══ INPUT FOR THIS TASK

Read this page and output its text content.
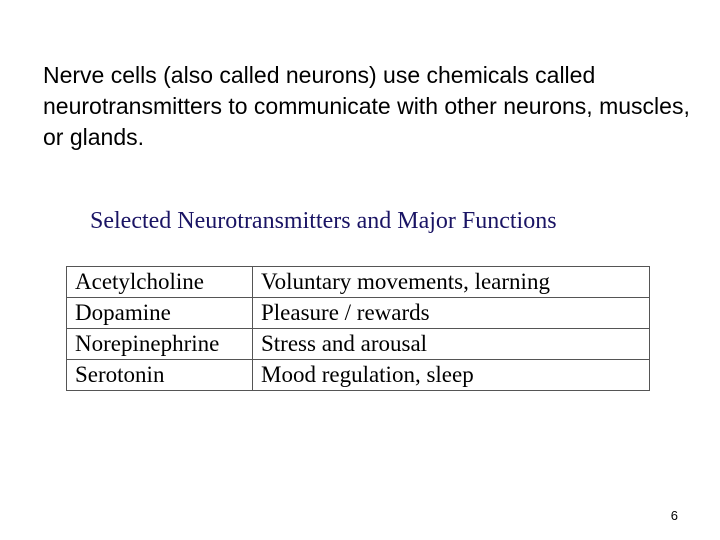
Nerve cells (also called neurons) use chemicals called neurotransmitters to communicate with other neurons, muscles, or glands.
Selected Neurotransmitters and Major Functions
Acetylcholine	Voluntary movements, learning
Dopamine	Pleasure / rewards
Norepinephrine	Stress and arousal
Serotonin	Mood regulation, sleep
6
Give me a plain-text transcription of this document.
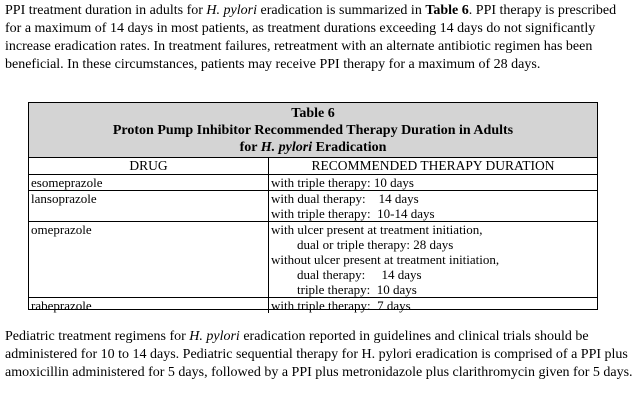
PPI treatment duration in adults for H. pylori eradication is summarized in Table 6. PPI therapy is prescribed for a maximum of 14 days in most patients, as treatment durations exceeding 14 days do not significantly increase eradication rates. In treatment failures, retreatment with an alternate antibiotic regimen has been beneficial. In these circumstances, patients may receive PPI therapy for a maximum of 28 days.

Table 6
Proton Pump Inhibitor Recommended Therapy Duration in Adults
for H. pylori Eradication
DRUG	RECOMMENDED THERAPY DURATION
esomeprazole	with triple therapy: 10 days
lansoprazole	with dual therapy:    14 days
with triple therapy:  10-14 days
omeprazole	with ulcer present at treatment initiation,
dual or triple therapy: 28 days
without ulcer present at treatment initiation,
dual therapy:     14 days
triple therapy:  10 days
rabeprazole	with triple therapy:  7 days

Pediatric treatment regimens for H. pylori eradication reported in guidelines and clinical trials should be administered for 10 to 14 days. Pediatric sequential therapy for H. pylori eradication is comprised of a PPI plus amoxicillin administered for 5 days, followed by a PPI plus metronidazole plus clarithromycin given for 5 days.
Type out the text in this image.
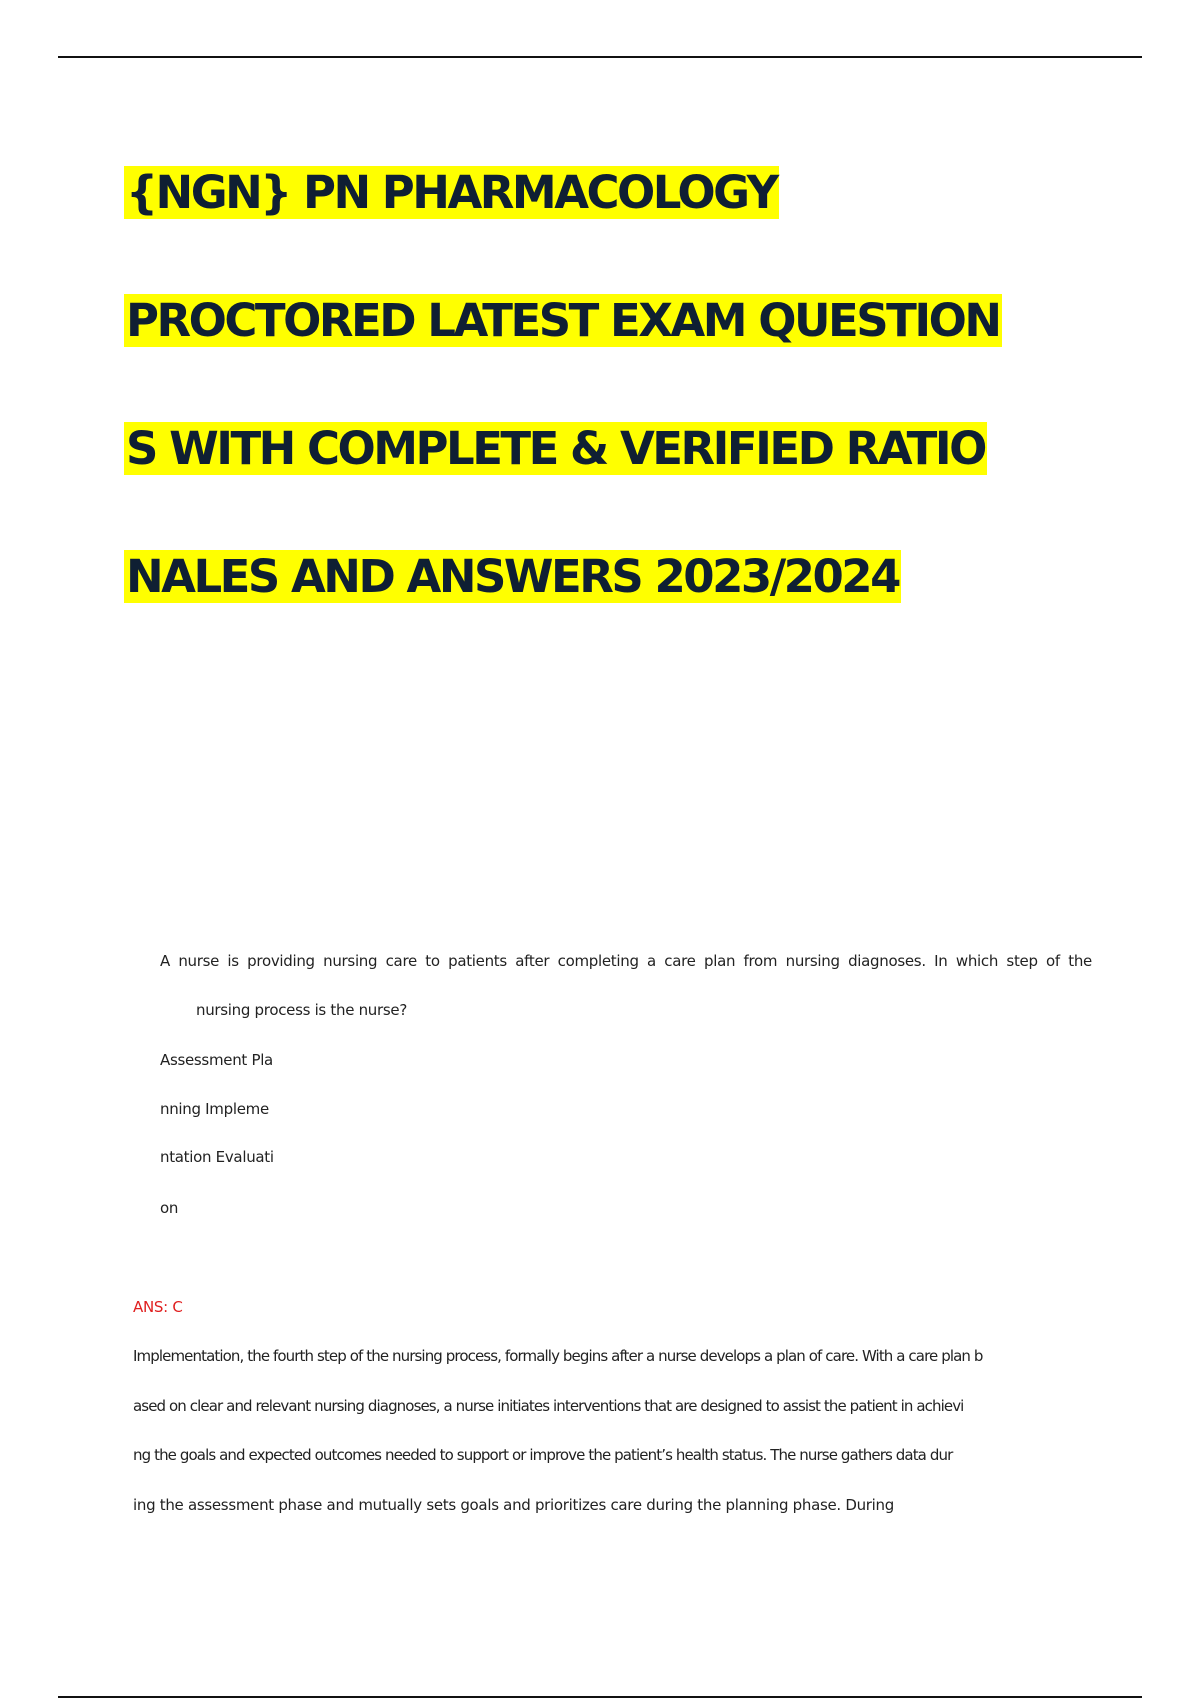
{NGN} PN PHARMACOLOGY
PROCTORED LATEST EXAM QUESTION
S WITH COMPLETE & VERIFIED RATIO
NALES AND ANSWERS 2023/2024

A nurse is providing nursing care to patients after completing a care plan from nursing diagnoses. In which step of the

nursing process is the nurse?

Assessment Pla

nning Impleme

ntation Evaluati

on

ANS: C

Implementation, the fourth step of the nursing process, formally begins after a nurse develops a plan of care. With a care plan b

ased on clear and relevant nursing diagnoses, a nurse initiates interventions that are designed to assist the patient in achievi

ng the goals and expected outcomes needed to support or improve the patient’s health status. The nurse gathers data dur

ing the assessment phase and mutually sets goals and prioritizes care during the planning phase. During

════

• EXERCISE DIRECTIONS: Here the lines from the one containing "Type out the text in this image." through the end of the material are to be copied exactly, with the pictures omitted.

• ANSWER TO THE PROBLEM:
Type out the text in this image.
{NGN} PN PHARMACOLOGY
PROCTORED LATEST EXAM QUESTION
S WITH COMPLETE & VERIFIED RATIO
NALES AND ANSWERS 2023/2024

A nurse is providing nursing care to patients after completing a care plan from nursing diagnoses. In which step of the

nursing process is the nurse?

Assessment Pla

nning Impleme

ntation Evaluati

on

ANS: C

Implementation, the fourth step of the nursing process, formally begins after a nurse develops a plan of care. With a care plan b

ased on clear and relevant nursing diagnoses, a nurse initiates interventions that are designed to assist the patient in achievi

ng the goals and expected outcomes needed to support or improve the patient’s health status. The nurse gathers data dur

ing the assessment phase and mutually sets goals and prioritizes care during the planning phase. During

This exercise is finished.